## Set problem
Word for word, quote all of the material, omitting the pictures.
--- Start Dataset rows ---
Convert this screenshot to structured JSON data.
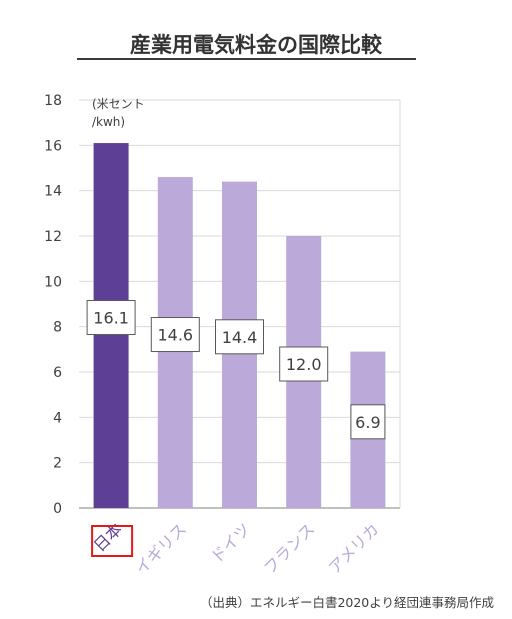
{
  "chart_data": {
    "type": "bar",
    "title": "産業用電気料金の国際比較",
    "unit_label": [
      "(米セント",
      "/kwh)"
    ],
    "categories": [
      "日本",
      "イギリス",
      "ドイツ",
      "フランス",
      "アメリカ"
    ],
    "values": [
      16.1,
      14.6,
      14.4,
      12.0,
      6.9
    ],
    "value_labels": [
      "16.1",
      "14.6",
      "14.4",
      "12.0",
      "6.9"
    ],
    "highlight_index": 0,
    "ylim": [
      0,
      18
    ],
    "yticks": [
      0,
      2,
      4,
      6,
      8,
      10,
      12,
      14,
      16,
      18
    ],
    "grid": true,
    "source": "（出典）エネルギー白書2020より経団連事務局作成",
    "colors": {
      "highlight": "#5e3f96",
      "bar": "#bba9d9",
      "grid": "#d9d9d9",
      "axis": "#808080",
      "label_border": "#595959",
      "text": "#404040",
      "title_underline": "#3a3a3a",
      "highlight_box": "#e0191b"
    }
  }
}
--- End Dataset rows ---
## Final result
Convert this screenshot to structured JSON data.
{
  "chart_data": {
    "type": "bar",
    "title": "産業用電気料金の国際比較",
    "unit_label": [
      "(米セント",
      "/kwh)"
    ],
    "categories": [
      "日本",
      "イギリス",
      "ドイツ",
      "フランス",
      "アメリカ"
    ],
    "values": [
      16.1,
      14.6,
      14.4,
      12.0,
      6.9
    ],
    "value_labels": [
      "16.1",
      "14.6",
      "14.4",
      "12.0",
      "6.9"
    ],
    "highlight_index": 0,
    "ylim": [
      0,
      18
    ],
    "yticks": [
      0,
      2,
      4,
      6,
      8,
      10,
      12,
      14,
      16,
      18
    ],
    "grid": true,
    "source": "（出典）エネルギー白書2020より経団連事務局作成",
    "colors": {
      "highlight": "#5e3f96",
      "bar": "#bba9d9",
      "grid": "#d9d9d9",
      "axis": "#808080",
      "label_border": "#595959",
      "text": "#404040",
      "title_underline": "#3a3a3a",
      "highlight_box": "#e0191b"
    }
  }
}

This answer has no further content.